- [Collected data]
────────────────────────────────────────

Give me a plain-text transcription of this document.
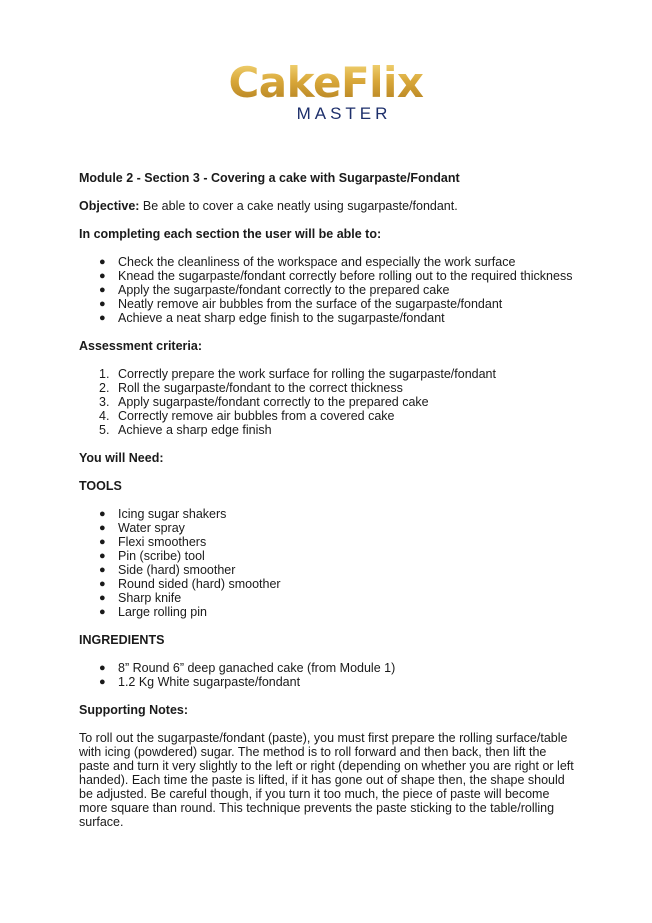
CakeFlix
MASTER

Module 2 - Section 3 - Covering a cake with Sugarpaste/Fondant

Objective: Be able to cover a cake neatly using sugarpaste/fondant.

In completing each section the user will be able to:

● Check the cleanliness of the workspace and especially the work surface
● Knead the sugarpaste/fondant correctly before rolling out to the required thickness
● Apply the sugarpaste/fondant correctly to the prepared cake
● Neatly remove air bubbles from the surface of the sugarpaste/fondant
● Achieve a neat sharp edge finish to the sugarpaste/fondant

Assessment criteria:

1. Correctly prepare the work surface for rolling the sugarpaste/fondant
2. Roll the sugarpaste/fondant to the correct thickness
3. Apply sugarpaste/fondant correctly to the prepared cake
4. Correctly remove air bubbles from a covered cake
5. Achieve a sharp edge finish

You will Need:

TOOLS

● Icing sugar shakers
● Water spray
● Flexi smoothers
● Pin (scribe) tool
● Side (hard) smoother
● Round sided (hard) smoother
● Sharp knife
● Large rolling pin

INGREDIENTS

● 8” Round 6” deep ganached cake (from Module 1)
● 1.2 Kg White sugarpaste/fondant

Supporting Notes:

To roll out the sugarpaste/fondant (paste), you must first prepare the rolling surface/table with icing (powdered) sugar. The method is to roll forward and then back, then lift the paste and turn it very slightly to the left or right (depending on whether you are right or left handed). Each time the paste is lifted, if it has gone out of shape then, the shape should be adjusted. Be careful though, if you turn it too much, the piece of paste will become more square than round. This technique prevents the paste sticking to the table/rolling surface.
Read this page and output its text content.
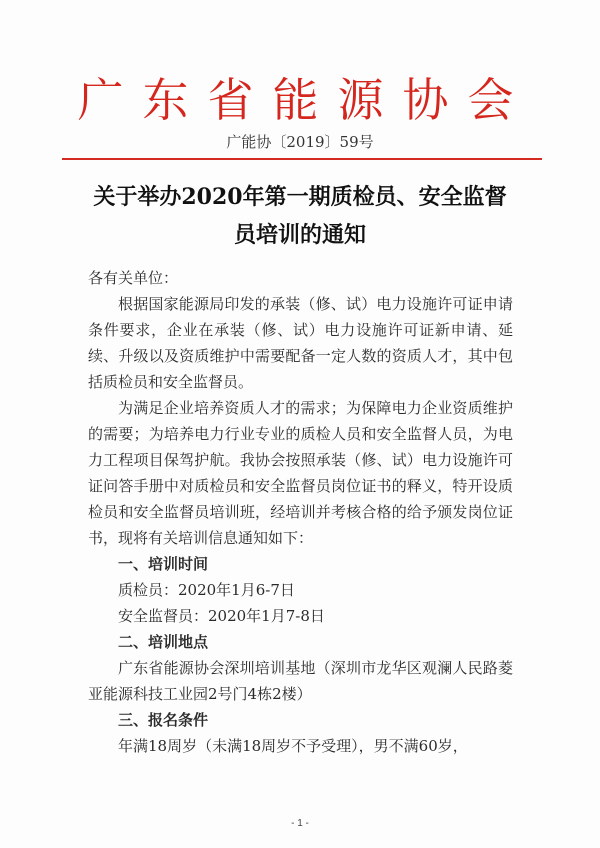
广东省能源协会
广能协〔2019〕59号
关于举办2020年第一期质检员、安全监督员培训的通知

各有关单位：

根据国家能源局印发的承装（修、试）电力设施许可证申请条件要求，企业在承装（修、试）电力设施许可证新申请、延续、升级以及资质维护中需要配备一定人数的资质人才，其中包括质检员和安全监督员。

为满足企业培养资质人才的需求；为保障电力企业资质维护的需要；为培养电力行业专业的质检人员和安全监督人员，为电力工程项目保驾护航。我协会按照承装（修、试）电力设施许可证问答手册中对质检员和安全监督员岗位证书的释义，特开设质检员和安全监督员培训班，经培训并考核合格的给予颁发岗位证书，现将有关培训信息通知如下：

一、培训时间

质检员：2020年1月6-7日

安全监督员：2020年1月7-8日

二、培训地点

广东省能源协会深圳培训基地（深圳市龙华区观澜人民路菱亚能源科技工业园2号门4栋2楼）

三、报名条件

年满18周岁（未满18周岁不予受理），男不满60岁，

- 1 -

────────────────────────────────────────

- [REQUIREMENTS] Nothing but the lines from the one holding "Read this page and output its text content." through the last line of the entries should be written out, exactly and inclusively, minus the pictures.

- [RESULT]
Read this page and output its text content.
广东省能源协会
广能协〔2019〕59号
关于举办2020年第一期质检员、安全监督员培训的通知

各有关单位：

根据国家能源局印发的承装（修、试）电力设施许可证申请条件要求，企业在承装（修、试）电力设施许可证新申请、延续、升级以及资质维护中需要配备一定人数的资质人才，其中包括质检员和安全监督员。

为满足企业培养资质人才的需求；为保障电力企业资质维护的需要；为培养电力行业专业的质检人员和安全监督人员，为电力工程项目保驾护航。我协会按照承装（修、试）电力设施许可证问答手册中对质检员和安全监督员岗位证书的释义，特开设质检员和安全监督员培训班，经培训并考核合格的给予颁发岗位证书，现将有关培训信息通知如下：

一、培训时间

质检员：2020年1月6-7日

安全监督员：2020年1月7-8日

二、培训地点

广东省能源协会深圳培训基地（深圳市龙华区观澜人民路菱亚能源科技工业园2号门4栋2楼）

三、报名条件

年满18周岁（未满18周岁不予受理），男不满60岁，

- 1 -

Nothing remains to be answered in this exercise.